### [Dataset entries]
Segment Open
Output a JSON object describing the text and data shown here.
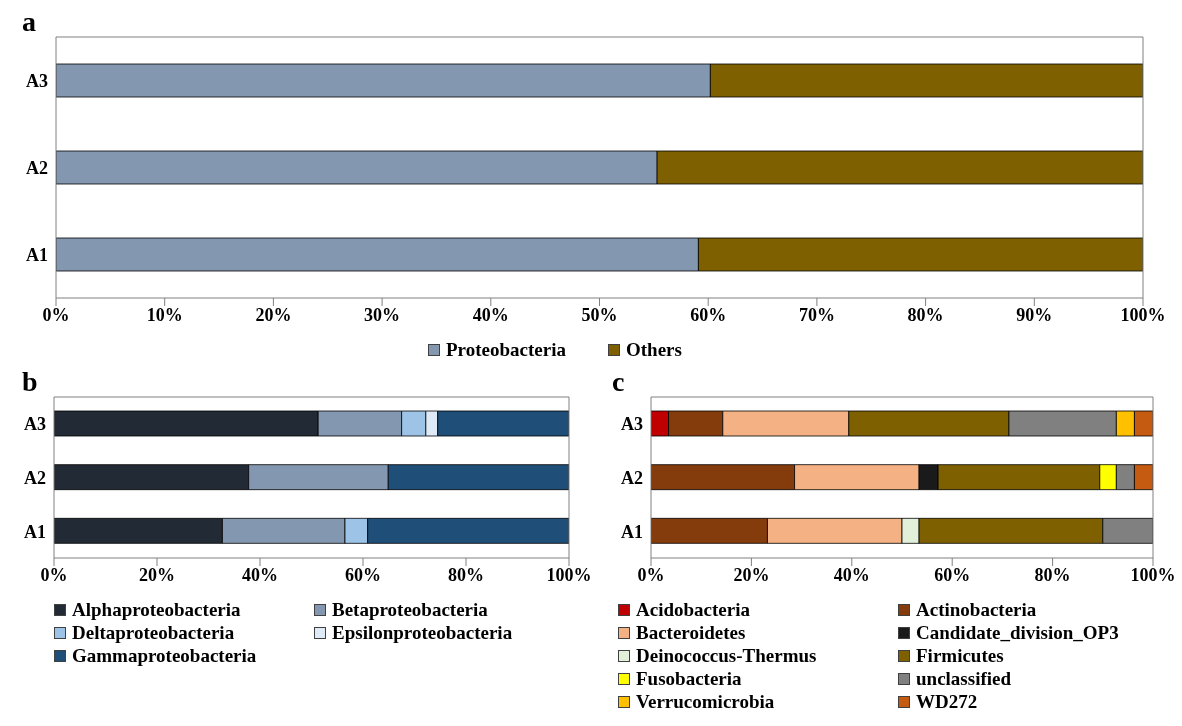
{
  "chart_data": [
    {
      "type": "bar",
      "title": "a",
      "orientation": "horizontal",
      "stacked": true,
      "categories": [
        "A3",
        "A2",
        "A1"
      ],
      "series": [
        {
          "name": "Proteobacteria",
          "color": "#8497b0",
          "values": [
            60.2,
            55.3,
            59.1
          ]
        },
        {
          "name": "Others",
          "color": "#7f6000",
          "values": [
            39.8,
            44.7,
            40.9
          ]
        }
      ],
      "xlim": [
        0,
        100
      ],
      "xticks": [
        {
          "value": 0,
          "label": "0%"
        },
        {
          "value": 10,
          "label": "10%"
        },
        {
          "value": 20,
          "label": "20%"
        },
        {
          "value": 30,
          "label": "30%"
        },
        {
          "value": 40,
          "label": "40%"
        },
        {
          "value": 50,
          "label": "50%"
        },
        {
          "value": 60,
          "label": "60%"
        },
        {
          "value": 70,
          "label": "70%"
        },
        {
          "value": 80,
          "label": "80%"
        },
        {
          "value": 90,
          "label": "90%"
        },
        {
          "value": 100,
          "label": "100%"
        }
      ],
      "grid": false,
      "legend": "bottom"
    },
    {
      "type": "bar",
      "title": "b",
      "orientation": "horizontal",
      "stacked": true,
      "categories": [
        "A3",
        "A2",
        "A1"
      ],
      "series": [
        {
          "name": "Alphaproteobacteria",
          "color": "#222a35",
          "values": [
            51.3,
            37.8,
            32.7
          ]
        },
        {
          "name": "Betaproteobacteria",
          "color": "#8497b0",
          "values": [
            16.2,
            27.1,
            23.8
          ]
        },
        {
          "name": "Deltaproteobacteria",
          "color": "#9dc3e6",
          "values": [
            4.7,
            0,
            4.4
          ]
        },
        {
          "name": "Epsilonproteobacteria",
          "color": "#deebf7",
          "values": [
            2.3,
            0,
            0
          ]
        },
        {
          "name": "Gammaproteobacteria",
          "color": "#1f4e79",
          "values": [
            25.5,
            35.1,
            39.1
          ]
        }
      ],
      "xlim": [
        0,
        100
      ],
      "xticks": [
        {
          "value": 0,
          "label": "0%"
        },
        {
          "value": 20,
          "label": "20%"
        },
        {
          "value": 40,
          "label": "40%"
        },
        {
          "value": 60,
          "label": "60%"
        },
        {
          "value": 80,
          "label": "80%"
        },
        {
          "value": 100,
          "label": "100%"
        }
      ],
      "grid": false,
      "legend": "bottom"
    },
    {
      "type": "bar",
      "title": "c",
      "orientation": "horizontal",
      "stacked": true,
      "categories": [
        "A3",
        "A2",
        "A1"
      ],
      "series": [
        {
          "name": "Acidobacteria",
          "color": "#c00000",
          "values": [
            3.5,
            0,
            0
          ]
        },
        {
          "name": "Actinobacteria",
          "color": "#843c0c",
          "values": [
            10.8,
            28.6,
            23.2
          ]
        },
        {
          "name": "Bacteroidetes",
          "color": "#f4b183",
          "values": [
            25.1,
            24.8,
            26.8
          ]
        },
        {
          "name": "Candidate_division_OP3",
          "color": "#1a1a1a",
          "values": [
            0,
            3.8,
            0
          ]
        },
        {
          "name": "Deinococcus-Thermus",
          "color": "#e2f0d9",
          "values": [
            0,
            0,
            3.4
          ]
        },
        {
          "name": "Firmicutes",
          "color": "#7f6000",
          "values": [
            31.9,
            32.2,
            36.6
          ]
        },
        {
          "name": "Fusobacteria",
          "color": "#ffff00",
          "values": [
            0,
            3.3,
            0
          ]
        },
        {
          "name": "unclassified",
          "color": "#808080",
          "values": [
            21.4,
            3.6,
            10.0
          ]
        },
        {
          "name": "Verrucomicrobia",
          "color": "#ffc000",
          "values": [
            3.6,
            0,
            0
          ]
        },
        {
          "name": "WD272",
          "color": "#c55a11",
          "values": [
            3.7,
            3.7,
            0
          ]
        }
      ],
      "xlim": [
        0,
        100
      ],
      "xticks": [
        {
          "value": 0,
          "label": "0%"
        },
        {
          "value": 20,
          "label": "20%"
        },
        {
          "value": 40,
          "label": "40%"
        },
        {
          "value": 60,
          "label": "60%"
        },
        {
          "value": 80,
          "label": "80%"
        },
        {
          "value": 100,
          "label": "100%"
        }
      ],
      "grid": false,
      "legend": "bottom"
    }
  ]
}
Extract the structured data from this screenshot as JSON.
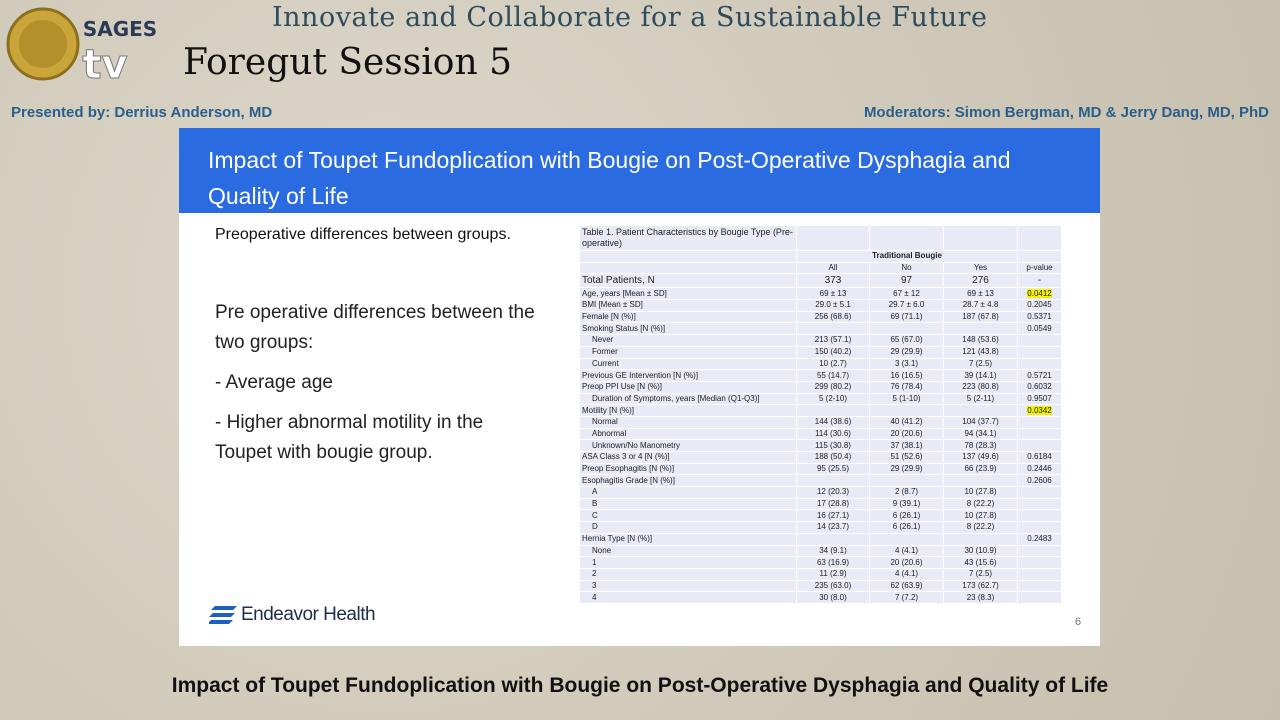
{
  "header": {
    "logo_text": "SAGES",
    "logo_tv": "tv",
    "title": "Innovate and Collaborate for a Sustainable Future",
    "session": "Foregut Session 5",
    "presenter": "Presented by: Derrius Anderson, MD",
    "moderators": "Moderators: Simon Bergman, MD & Jerry Dang, MD, PhD"
  },
  "slide": {
    "title": "Impact of Toupet Fundoplication with Bougie on Post-Operative Dysphagia and Quality of Life",
    "subtitle": "Preoperative differences between groups.",
    "bullets": [
      "Pre operative differences between the two groups:",
      "- Average age",
      "- Higher abnormal motility in the Toupet with bougie group."
    ],
    "logo": "Endeavor Health",
    "page_number": "6"
  },
  "table": {
    "caption": "Table 1. Patient Characteristics by Bougie Type (Pre-operative)",
    "group_header": "Traditional Bougie",
    "columns": [
      "All",
      "No",
      "Yes",
      "p-value"
    ],
    "total": {
      "label": "Total Patients, N",
      "cells": [
        "373",
        "97",
        "276",
        "-"
      ]
    },
    "rows": [
      {
        "label": "Age, years [Mean ± SD]",
        "cells": [
          "69 ± 13",
          "67 ± 12",
          "69 ± 13",
          "0.0412"
        ],
        "highlight": true
      },
      {
        "label": "BMI [Mean ± SD]",
        "cells": [
          "29.0 ± 5.1",
          "29.7 ± 6.0",
          "28.7 ± 4.8",
          "0.2045"
        ]
      },
      {
        "label": "Female [N (%)]",
        "cells": [
          "256 (68.6)",
          "69 (71.1)",
          "187 (67.8)",
          "0.5371"
        ]
      },
      {
        "label": "Smoking Status [N (%)]",
        "cells": [
          null,
          null,
          null,
          "0.0549"
        ],
        "sub": [
          {
            "label": "Never",
            "cells": [
              "213 (57.1)",
              "65 (67.0)",
              "148 (53.6)",
              null
            ]
          },
          {
            "label": "Former",
            "cells": [
              "150 (40.2)",
              "29 (29.9)",
              "121 (43.8)",
              null
            ]
          },
          {
            "label": "Current",
            "cells": [
              "10 (2.7)",
              "3 (3.1)",
              "7 (2.5)",
              null
            ]
          }
        ]
      },
      {
        "label": "Previous GE Intervention [N (%)]",
        "cells": [
          "55 (14.7)",
          "16 (16.5)",
          "39 (14.1)",
          "0.5721"
        ]
      },
      {
        "label": "Preop PPI Use [N (%)]",
        "cells": [
          "299 (80.2)",
          "76 (78.4)",
          "223 (80.8)",
          "0.6032"
        ],
        "sub": [
          {
            "label": "Duration of Symptoms, years [Median (Q1-Q3)]",
            "cells": [
              "5 (2-10)",
              "5 (1-10)",
              "5 (2-11)",
              "0.9507"
            ]
          }
        ]
      },
      {
        "label": "Motility [N (%)]",
        "cells": [
          null,
          null,
          null,
          "0.0342"
        ],
        "highlight": true,
        "sub": [
          {
            "label": "Normal",
            "cells": [
              "144 (38.6)",
              "40 (41.2)",
              "104 (37.7)",
              null
            ]
          },
          {
            "label": "Abnormal",
            "cells": [
              "114 (30.6)",
              "20 (20.6)",
              "94 (34.1)",
              null
            ]
          },
          {
            "label": "Unknown/No Manometry",
            "cells": [
              "115 (30.8)",
              "37 (38.1)",
              "78 (28.3)",
              null
            ]
          }
        ]
      },
      {
        "label": "ASA Class 3 or 4 [N (%)]",
        "cells": [
          "188 (50.4)",
          "51 (52.6)",
          "137 (49.6)",
          "0.6184"
        ]
      },
      {
        "label": "Preop Esophagitis [N (%)]",
        "cells": [
          "95 (25.5)",
          "29 (29.9)",
          "66 (23.9)",
          "0.2446"
        ]
      },
      {
        "label": "Esophagitis Grade [N (%)]",
        "cells": [
          null,
          null,
          null,
          "0.2606"
        ],
        "sub": [
          {
            "label": "A",
            "cells": [
              "12 (20.3)",
              "2 (8.7)",
              "10 (27.8)",
              null
            ]
          },
          {
            "label": "B",
            "cells": [
              "17 (28.8)",
              "9 (39.1)",
              "8 (22.2)",
              null
            ]
          },
          {
            "label": "C",
            "cells": [
              "16 (27.1)",
              "6 (26.1)",
              "10 (27.8)",
              null
            ]
          },
          {
            "label": "D",
            "cells": [
              "14 (23.7)",
              "6 (26.1)",
              "8 (22.2)",
              null
            ]
          }
        ]
      },
      {
        "label": "Hernia Type [N (%)]",
        "cells": [
          null,
          null,
          null,
          "0.2483"
        ],
        "sub": [
          {
            "label": "None",
            "cells": [
              "34 (9.1)",
              "4 (4.1)",
              "30 (10.9)",
              null
            ]
          },
          {
            "label": "1",
            "cells": [
              "63 (16.9)",
              "20 (20.6)",
              "43 (15.6)",
              null
            ]
          },
          {
            "label": "2",
            "cells": [
              "11 (2.9)",
              "4 (4.1)",
              "7 (2.5)",
              null
            ]
          },
          {
            "label": "3",
            "cells": [
              "235 (63.0)",
              "62 (63.9)",
              "173 (62.7)",
              null
            ]
          },
          {
            "label": "4",
            "cells": [
              "30 (8.0)",
              "7 (7.2)",
              "23 (8.3)",
              null
            ]
          }
        ]
      }
    ]
  },
  "footer": {
    "caption": "Impact of Toupet Fundoplication with Bougie on Post-Operative Dysphagia and Quality of Life"
  }
}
Segment Closed
### [To do]
Within the material above, find the lines that contain the word "caption"; copy them.

### [Solved exercise]
    "caption": "Table 1. Patient Characteristics by Bougie Type (Pre-operative)",
    "caption": "Impact of Toupet Fundoplication with Bougie on Post-Operative Dysphagia and Quality of Life"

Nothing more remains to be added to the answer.